◆ **TASK DIRECTIONS**
Go over the entries below line by line, copying each one that contains the word "YᵀDY".

* begin DATASET RECORDS *

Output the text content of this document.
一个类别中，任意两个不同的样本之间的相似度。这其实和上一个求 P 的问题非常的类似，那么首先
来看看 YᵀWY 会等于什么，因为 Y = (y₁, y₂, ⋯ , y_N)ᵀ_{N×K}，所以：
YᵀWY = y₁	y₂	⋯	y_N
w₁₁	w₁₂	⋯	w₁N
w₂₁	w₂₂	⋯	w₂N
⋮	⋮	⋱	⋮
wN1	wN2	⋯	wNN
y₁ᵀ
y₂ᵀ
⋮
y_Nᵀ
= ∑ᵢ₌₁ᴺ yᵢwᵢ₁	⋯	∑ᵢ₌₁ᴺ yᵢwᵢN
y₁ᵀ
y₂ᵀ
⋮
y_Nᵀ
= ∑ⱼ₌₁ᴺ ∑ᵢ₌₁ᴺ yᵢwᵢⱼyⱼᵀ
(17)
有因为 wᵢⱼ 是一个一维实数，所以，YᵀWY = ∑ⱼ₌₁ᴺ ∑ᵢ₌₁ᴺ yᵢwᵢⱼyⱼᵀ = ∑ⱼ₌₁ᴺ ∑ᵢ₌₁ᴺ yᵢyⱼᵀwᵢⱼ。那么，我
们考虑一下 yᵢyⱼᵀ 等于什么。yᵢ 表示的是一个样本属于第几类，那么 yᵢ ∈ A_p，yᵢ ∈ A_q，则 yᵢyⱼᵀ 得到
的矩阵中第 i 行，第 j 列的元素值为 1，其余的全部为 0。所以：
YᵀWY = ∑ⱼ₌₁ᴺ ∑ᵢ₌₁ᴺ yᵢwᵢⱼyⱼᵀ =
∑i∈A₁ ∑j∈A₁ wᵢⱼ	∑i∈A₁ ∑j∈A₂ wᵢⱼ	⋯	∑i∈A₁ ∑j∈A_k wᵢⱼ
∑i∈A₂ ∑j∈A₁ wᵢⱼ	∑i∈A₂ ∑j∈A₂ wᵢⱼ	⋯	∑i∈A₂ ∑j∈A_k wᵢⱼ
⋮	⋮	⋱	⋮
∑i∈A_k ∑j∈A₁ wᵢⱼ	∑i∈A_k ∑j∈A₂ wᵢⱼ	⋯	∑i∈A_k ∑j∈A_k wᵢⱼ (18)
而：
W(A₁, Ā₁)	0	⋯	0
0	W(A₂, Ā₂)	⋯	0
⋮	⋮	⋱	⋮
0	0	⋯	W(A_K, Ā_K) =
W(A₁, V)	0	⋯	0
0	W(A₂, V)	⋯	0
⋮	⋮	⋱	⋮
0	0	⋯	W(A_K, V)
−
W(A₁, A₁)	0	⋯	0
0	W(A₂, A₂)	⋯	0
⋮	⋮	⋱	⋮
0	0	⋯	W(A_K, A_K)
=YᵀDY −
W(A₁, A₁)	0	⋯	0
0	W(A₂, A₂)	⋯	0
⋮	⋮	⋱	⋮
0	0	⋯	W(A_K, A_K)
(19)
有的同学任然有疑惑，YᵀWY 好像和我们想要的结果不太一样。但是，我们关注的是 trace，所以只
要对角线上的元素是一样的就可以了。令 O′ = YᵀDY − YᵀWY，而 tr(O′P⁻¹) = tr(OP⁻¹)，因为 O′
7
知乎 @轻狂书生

* end DATASET RECORDS *

◆ **RESPONSE TO THIS TASK**
=YᵀDY −
要对角线上的元素是一样的就可以了。令 O′ = YᵀDY − YᵀWY，而 tr(O′P⁻¹) = tr(OP⁻¹)，因为 O′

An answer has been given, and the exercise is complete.